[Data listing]
+ + + + +

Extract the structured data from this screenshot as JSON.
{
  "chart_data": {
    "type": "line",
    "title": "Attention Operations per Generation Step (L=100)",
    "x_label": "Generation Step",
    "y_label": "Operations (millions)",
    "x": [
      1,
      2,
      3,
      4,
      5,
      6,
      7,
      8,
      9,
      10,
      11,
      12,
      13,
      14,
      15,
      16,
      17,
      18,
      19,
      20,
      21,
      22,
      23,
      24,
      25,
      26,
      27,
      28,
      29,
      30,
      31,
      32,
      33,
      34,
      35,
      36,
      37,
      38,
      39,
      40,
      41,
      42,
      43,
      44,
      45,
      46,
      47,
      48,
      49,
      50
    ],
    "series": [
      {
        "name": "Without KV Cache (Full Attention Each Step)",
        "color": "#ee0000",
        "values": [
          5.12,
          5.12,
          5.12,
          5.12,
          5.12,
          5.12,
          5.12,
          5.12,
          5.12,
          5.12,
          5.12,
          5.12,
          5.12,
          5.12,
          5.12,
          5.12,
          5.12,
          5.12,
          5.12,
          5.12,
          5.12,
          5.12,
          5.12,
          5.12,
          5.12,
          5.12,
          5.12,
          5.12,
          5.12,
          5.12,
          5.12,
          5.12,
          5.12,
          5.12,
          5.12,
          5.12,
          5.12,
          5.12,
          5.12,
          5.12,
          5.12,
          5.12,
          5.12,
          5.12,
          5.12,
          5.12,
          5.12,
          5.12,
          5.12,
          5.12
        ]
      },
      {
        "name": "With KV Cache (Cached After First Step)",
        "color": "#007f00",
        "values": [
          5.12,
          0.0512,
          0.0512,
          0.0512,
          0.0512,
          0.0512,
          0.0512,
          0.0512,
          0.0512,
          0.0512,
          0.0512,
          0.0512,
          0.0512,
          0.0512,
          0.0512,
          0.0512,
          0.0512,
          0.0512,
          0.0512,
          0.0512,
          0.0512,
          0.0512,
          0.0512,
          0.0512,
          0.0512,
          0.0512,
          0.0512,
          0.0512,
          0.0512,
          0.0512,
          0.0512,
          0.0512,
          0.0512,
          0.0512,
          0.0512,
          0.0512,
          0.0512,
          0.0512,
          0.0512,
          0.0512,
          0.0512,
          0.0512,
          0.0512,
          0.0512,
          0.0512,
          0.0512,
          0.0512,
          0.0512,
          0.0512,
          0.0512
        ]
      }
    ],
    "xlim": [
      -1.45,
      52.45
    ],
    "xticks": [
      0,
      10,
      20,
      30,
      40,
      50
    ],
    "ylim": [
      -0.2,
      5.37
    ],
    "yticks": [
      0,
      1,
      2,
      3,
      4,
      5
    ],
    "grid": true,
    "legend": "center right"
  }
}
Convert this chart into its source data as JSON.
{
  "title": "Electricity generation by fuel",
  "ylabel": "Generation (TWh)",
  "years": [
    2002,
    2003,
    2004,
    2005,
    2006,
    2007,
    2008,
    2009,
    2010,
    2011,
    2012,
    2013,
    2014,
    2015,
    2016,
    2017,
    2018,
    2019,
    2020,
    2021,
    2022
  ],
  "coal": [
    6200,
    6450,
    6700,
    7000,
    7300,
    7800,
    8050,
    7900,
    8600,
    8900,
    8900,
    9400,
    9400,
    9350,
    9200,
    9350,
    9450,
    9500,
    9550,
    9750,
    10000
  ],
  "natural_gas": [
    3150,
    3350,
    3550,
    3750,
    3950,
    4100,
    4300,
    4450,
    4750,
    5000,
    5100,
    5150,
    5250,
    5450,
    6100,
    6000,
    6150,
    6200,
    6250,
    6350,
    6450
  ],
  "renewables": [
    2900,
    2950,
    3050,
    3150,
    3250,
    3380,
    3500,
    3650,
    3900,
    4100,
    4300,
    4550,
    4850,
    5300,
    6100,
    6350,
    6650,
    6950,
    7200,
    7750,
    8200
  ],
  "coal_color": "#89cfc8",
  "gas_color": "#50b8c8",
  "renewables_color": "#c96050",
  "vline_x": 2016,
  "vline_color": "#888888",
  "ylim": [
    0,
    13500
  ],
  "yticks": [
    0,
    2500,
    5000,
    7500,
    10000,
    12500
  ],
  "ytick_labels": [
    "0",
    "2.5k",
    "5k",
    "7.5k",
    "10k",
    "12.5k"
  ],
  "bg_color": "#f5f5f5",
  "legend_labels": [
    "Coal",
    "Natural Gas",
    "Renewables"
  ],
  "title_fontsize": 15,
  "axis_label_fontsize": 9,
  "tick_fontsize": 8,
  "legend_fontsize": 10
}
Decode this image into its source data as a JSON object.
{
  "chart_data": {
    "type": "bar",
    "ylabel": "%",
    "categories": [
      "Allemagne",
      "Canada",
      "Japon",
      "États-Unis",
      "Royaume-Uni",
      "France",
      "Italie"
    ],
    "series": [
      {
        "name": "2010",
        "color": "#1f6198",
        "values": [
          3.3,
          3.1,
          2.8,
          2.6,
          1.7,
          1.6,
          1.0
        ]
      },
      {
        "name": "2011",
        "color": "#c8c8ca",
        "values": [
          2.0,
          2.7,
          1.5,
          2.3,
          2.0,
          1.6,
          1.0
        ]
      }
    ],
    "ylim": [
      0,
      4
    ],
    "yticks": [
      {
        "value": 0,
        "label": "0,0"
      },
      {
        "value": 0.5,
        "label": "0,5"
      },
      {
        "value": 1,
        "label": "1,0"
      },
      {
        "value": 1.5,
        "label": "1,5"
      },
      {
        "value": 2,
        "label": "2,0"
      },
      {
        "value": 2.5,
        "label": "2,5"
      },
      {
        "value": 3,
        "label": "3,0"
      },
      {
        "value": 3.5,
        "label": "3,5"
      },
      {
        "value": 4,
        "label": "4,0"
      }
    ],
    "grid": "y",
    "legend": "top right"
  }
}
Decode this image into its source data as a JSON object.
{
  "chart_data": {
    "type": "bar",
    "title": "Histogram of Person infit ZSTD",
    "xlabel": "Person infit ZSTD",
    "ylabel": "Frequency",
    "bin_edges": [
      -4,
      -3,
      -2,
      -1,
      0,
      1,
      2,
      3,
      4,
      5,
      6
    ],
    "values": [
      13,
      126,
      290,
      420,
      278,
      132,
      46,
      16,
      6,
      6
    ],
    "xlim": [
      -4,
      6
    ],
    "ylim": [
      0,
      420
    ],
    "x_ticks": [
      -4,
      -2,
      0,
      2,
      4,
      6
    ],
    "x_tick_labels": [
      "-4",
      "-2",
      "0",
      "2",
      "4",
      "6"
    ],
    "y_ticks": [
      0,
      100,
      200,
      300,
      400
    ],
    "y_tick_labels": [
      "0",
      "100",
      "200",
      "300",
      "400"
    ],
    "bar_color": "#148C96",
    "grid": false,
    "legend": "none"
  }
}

+ + + + +

** Exercise aim **
Show every line of the records above that contains the word "JSON".

** Correct result **
Extract the structured data from this screenshot as JSON.
Convert this chart into its source data as JSON.
Decode this image into its source data as a JSON object.
Decode this image into its source data as a JSON object.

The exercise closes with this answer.